» **Exercise**: Change every "candle-body" in the entries below to "candlestick-body" and write the lines out again, leaving everything else as it is.

-- Begin Given records --

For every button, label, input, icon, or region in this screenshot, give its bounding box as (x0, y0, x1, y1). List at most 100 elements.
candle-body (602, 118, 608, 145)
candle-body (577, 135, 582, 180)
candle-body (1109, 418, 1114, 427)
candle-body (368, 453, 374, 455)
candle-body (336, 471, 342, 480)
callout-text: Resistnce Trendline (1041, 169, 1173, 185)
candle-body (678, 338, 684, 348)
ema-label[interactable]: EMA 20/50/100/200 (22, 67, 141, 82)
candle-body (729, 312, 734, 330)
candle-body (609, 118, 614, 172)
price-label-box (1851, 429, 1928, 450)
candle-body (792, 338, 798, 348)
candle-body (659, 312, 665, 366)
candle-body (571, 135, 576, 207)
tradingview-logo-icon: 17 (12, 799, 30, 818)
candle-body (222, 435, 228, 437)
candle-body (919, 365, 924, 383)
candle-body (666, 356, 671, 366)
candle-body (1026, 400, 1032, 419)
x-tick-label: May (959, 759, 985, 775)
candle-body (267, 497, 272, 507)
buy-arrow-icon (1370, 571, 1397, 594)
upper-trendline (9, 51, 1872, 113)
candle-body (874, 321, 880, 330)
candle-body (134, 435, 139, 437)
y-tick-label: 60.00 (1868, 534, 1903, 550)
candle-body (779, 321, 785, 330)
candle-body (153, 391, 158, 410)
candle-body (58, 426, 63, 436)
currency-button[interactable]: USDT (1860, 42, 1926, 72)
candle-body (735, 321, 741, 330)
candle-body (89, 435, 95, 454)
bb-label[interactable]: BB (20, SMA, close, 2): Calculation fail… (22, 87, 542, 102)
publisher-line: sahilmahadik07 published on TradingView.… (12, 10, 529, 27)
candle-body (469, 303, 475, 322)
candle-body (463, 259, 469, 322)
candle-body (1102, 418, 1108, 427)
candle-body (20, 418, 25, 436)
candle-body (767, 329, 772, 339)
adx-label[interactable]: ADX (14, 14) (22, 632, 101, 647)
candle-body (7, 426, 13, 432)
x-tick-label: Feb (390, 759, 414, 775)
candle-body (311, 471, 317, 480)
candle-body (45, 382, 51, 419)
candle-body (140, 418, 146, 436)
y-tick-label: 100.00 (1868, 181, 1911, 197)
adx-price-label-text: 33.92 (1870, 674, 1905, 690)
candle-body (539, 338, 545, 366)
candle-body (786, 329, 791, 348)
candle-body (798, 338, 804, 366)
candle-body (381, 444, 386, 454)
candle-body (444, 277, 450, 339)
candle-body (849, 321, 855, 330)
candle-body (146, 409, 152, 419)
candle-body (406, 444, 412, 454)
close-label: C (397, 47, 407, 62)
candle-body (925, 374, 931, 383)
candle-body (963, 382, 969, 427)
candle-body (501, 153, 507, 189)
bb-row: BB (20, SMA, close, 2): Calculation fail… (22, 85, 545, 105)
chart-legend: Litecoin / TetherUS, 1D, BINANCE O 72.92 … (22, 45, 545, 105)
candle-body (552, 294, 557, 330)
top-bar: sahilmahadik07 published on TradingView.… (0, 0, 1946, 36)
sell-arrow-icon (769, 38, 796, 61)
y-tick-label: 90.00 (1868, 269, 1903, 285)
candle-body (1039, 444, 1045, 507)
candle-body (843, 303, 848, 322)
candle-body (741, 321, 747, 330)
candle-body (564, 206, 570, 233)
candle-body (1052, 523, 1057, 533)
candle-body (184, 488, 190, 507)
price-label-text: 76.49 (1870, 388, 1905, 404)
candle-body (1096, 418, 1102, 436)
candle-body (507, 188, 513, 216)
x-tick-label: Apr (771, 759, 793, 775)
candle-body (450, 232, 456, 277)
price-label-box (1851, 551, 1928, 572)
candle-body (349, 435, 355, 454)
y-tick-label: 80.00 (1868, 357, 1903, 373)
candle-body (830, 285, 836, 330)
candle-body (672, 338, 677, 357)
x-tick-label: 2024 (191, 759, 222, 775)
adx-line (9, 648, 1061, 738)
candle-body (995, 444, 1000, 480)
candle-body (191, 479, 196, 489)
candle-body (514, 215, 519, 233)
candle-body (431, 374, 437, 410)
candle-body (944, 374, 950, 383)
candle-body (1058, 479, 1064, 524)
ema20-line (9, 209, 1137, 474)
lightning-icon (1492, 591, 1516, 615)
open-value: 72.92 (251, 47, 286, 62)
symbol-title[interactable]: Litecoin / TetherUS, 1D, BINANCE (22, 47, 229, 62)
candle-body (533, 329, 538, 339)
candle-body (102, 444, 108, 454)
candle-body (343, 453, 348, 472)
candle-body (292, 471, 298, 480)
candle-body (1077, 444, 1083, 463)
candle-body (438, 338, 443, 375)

-- End Given records --

» **Right answer**:
For every button, label, input, icon, or region in this screenshot, give its bounding box as (x0, y0, x1, y1). List at most 100 elements.
candlestick-body (602, 118, 608, 145)
candlestick-body (577, 135, 582, 180)
candlestick-body (1109, 418, 1114, 427)
candlestick-body (368, 453, 374, 455)
candlestick-body (336, 471, 342, 480)
callout-text: Resistnce Trendline (1041, 169, 1173, 185)
candlestick-body (678, 338, 684, 348)
ema-label[interactable]: EMA 20/50/100/200 (22, 67, 141, 82)
candlestick-body (729, 312, 734, 330)
candlestick-body (609, 118, 614, 172)
price-label-box (1851, 429, 1928, 450)
candlestick-body (792, 338, 798, 348)
candlestick-body (659, 312, 665, 366)
candlestick-body (571, 135, 576, 207)
tradingview-logo-icon: 17 (12, 799, 30, 818)
candlestick-body (222, 435, 228, 437)
candlestick-body (919, 365, 924, 383)
candlestick-body (666, 356, 671, 366)
candlestick-body (1026, 400, 1032, 419)
x-tick-label: May (959, 759, 985, 775)
candlestick-body (267, 497, 272, 507)
buy-arrow-icon (1370, 571, 1397, 594)
upper-trendline (9, 51, 1872, 113)
candlestick-body (874, 321, 880, 330)
candlestick-body (134, 435, 139, 437)
y-tick-label: 60.00 (1868, 534, 1903, 550)
candlestick-body (779, 321, 785, 330)
candlestick-body (153, 391, 158, 410)
candlestick-body (58, 426, 63, 436)
currency-button[interactable]: USDT (1860, 42, 1926, 72)
candlestick-body (735, 321, 741, 330)
candlestick-body (89, 435, 95, 454)
bb-label[interactable]: BB (20, SMA, close, 2): Calculation fail… (22, 87, 542, 102)
publisher-line: sahilmahadik07 published on TradingView.… (12, 10, 529, 27)
candlestick-body (469, 303, 475, 322)
candlestick-body (463, 259, 469, 322)
candlestick-body (1102, 418, 1108, 427)
candlestick-body (20, 418, 25, 436)
candlestick-body (767, 329, 772, 339)
adx-label[interactable]: ADX (14, 14) (22, 632, 101, 647)
candlestick-body (7, 426, 13, 432)
x-tick-label: Feb (390, 759, 414, 775)
candlestick-body (311, 471, 317, 480)
candlestick-body (45, 382, 51, 419)
candlestick-body (140, 418, 146, 436)
y-tick-label: 100.00 (1868, 181, 1911, 197)
adx-price-label-text: 33.92 (1870, 674, 1905, 690)
candlestick-body (539, 338, 545, 366)
candlestick-body (786, 329, 791, 348)
candlestick-body (798, 338, 804, 366)
candlestick-body (381, 444, 386, 454)
candlestick-body (444, 277, 450, 339)
candlestick-body (849, 321, 855, 330)
candlestick-body (146, 409, 152, 419)
candlestick-body (406, 444, 412, 454)
close-label: C (397, 47, 407, 62)
candlestick-body (925, 374, 931, 383)
candlestick-body (963, 382, 969, 427)
candlestick-body (501, 153, 507, 189)
bb-row: BB (20, SMA, close, 2): Calculation fail… (22, 85, 545, 105)
chart-legend: Litecoin / TetherUS, 1D, BINANCE O 72.92 … (22, 45, 545, 105)
candlestick-body (552, 294, 557, 330)
top-bar: sahilmahadik07 published on TradingView.… (0, 0, 1946, 36)
sell-arrow-icon (769, 38, 796, 61)
y-tick-label: 90.00 (1868, 269, 1903, 285)
candlestick-body (1039, 444, 1045, 507)
candlestick-body (843, 303, 848, 322)
candlestick-body (741, 321, 747, 330)
candlestick-body (564, 206, 570, 233)
candlestick-body (1052, 523, 1057, 533)
candlestick-body (184, 488, 190, 507)
price-label-text: 76.49 (1870, 388, 1905, 404)
candlestick-body (1096, 418, 1102, 436)
candlestick-body (507, 188, 513, 216)
x-tick-label: Apr (771, 759, 793, 775)
candlestick-body (450, 232, 456, 277)
price-label-box (1851, 551, 1928, 572)
candlestick-body (349, 435, 355, 454)
y-tick-label: 80.00 (1868, 357, 1903, 373)
candlestick-body (830, 285, 836, 330)
candlestick-body (672, 338, 677, 357)
x-tick-label: 2024 (191, 759, 222, 775)
adx-line (9, 648, 1061, 738)
candlestick-body (995, 444, 1000, 480)
candlestick-body (191, 479, 196, 489)
candlestick-body (514, 215, 519, 233)
candlestick-body (431, 374, 437, 410)
candlestick-body (944, 374, 950, 383)
candlestick-body (1058, 479, 1064, 524)
ema20-line (9, 209, 1137, 474)
lightning-icon (1492, 591, 1516, 615)
open-value: 72.92 (251, 47, 286, 62)
symbol-title[interactable]: Litecoin / TetherUS, 1D, BINANCE (22, 47, 229, 62)
candlestick-body (533, 329, 538, 339)
candlestick-body (102, 444, 108, 454)
candlestick-body (343, 453, 348, 472)
candlestick-body (292, 471, 298, 480)
candlestick-body (1077, 444, 1083, 463)
candlestick-body (438, 338, 443, 375)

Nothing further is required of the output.